**Work required:** Exactly as written, print each record in the listing.

**Given information:**
'''

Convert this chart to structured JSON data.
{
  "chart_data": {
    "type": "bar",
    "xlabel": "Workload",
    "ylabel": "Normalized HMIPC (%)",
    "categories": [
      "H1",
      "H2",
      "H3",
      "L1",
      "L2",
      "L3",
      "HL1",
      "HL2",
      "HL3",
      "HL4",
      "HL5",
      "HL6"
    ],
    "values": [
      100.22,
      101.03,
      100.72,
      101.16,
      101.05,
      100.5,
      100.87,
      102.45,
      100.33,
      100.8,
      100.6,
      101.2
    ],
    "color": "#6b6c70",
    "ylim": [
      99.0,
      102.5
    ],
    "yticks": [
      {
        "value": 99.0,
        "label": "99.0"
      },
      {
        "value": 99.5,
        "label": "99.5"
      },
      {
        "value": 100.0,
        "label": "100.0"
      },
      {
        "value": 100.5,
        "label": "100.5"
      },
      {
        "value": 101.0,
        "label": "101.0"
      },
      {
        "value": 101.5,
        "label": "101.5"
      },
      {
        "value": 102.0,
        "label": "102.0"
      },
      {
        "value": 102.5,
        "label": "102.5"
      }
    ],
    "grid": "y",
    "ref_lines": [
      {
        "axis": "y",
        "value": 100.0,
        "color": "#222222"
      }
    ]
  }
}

'''

**Expected answer:**
Convert this chart to structured JSON data.
{
  "chart_data": {
    "type": "bar",
    "xlabel": "Workload",
    "ylabel": "Normalized HMIPC (%)",
    "categories": [
      "H1",
      "H2",
      "H3",
      "L1",
      "L2",
      "L3",
      "HL1",
      "HL2",
      "HL3",
      "HL4",
      "HL5",
      "HL6"
    ],
    "values": [
      100.22,
      101.03,
      100.72,
      101.16,
      101.05,
      100.5,
      100.87,
      102.45,
      100.33,
      100.8,
      100.6,
      101.2
    ],
    "color": "#6b6c70",
    "ylim": [
      99.0,
      102.5
    ],
    "yticks": [
      {
        "value": 99.0,
        "label": "99.0"
      },
      {
        "value": 99.5,
        "label": "99.5"
      },
      {
        "value": 100.0,
        "label": "100.0"
      },
      {
        "value": 100.5,
        "label": "100.5"
      },
      {
        "value": 101.0,
        "label": "101.0"
      },
      {
        "value": 101.5,
        "label": "101.5"
      },
      {
        "value": 102.0,
        "label": "102.0"
      },
      {
        "value": 102.5,
        "label": "102.5"
      }
    ],
    "grid": "y",
    "ref_lines": [
      {
        "axis": "y",
        "value": 100.0,
        "color": "#222222"
      }
    ]
  }
}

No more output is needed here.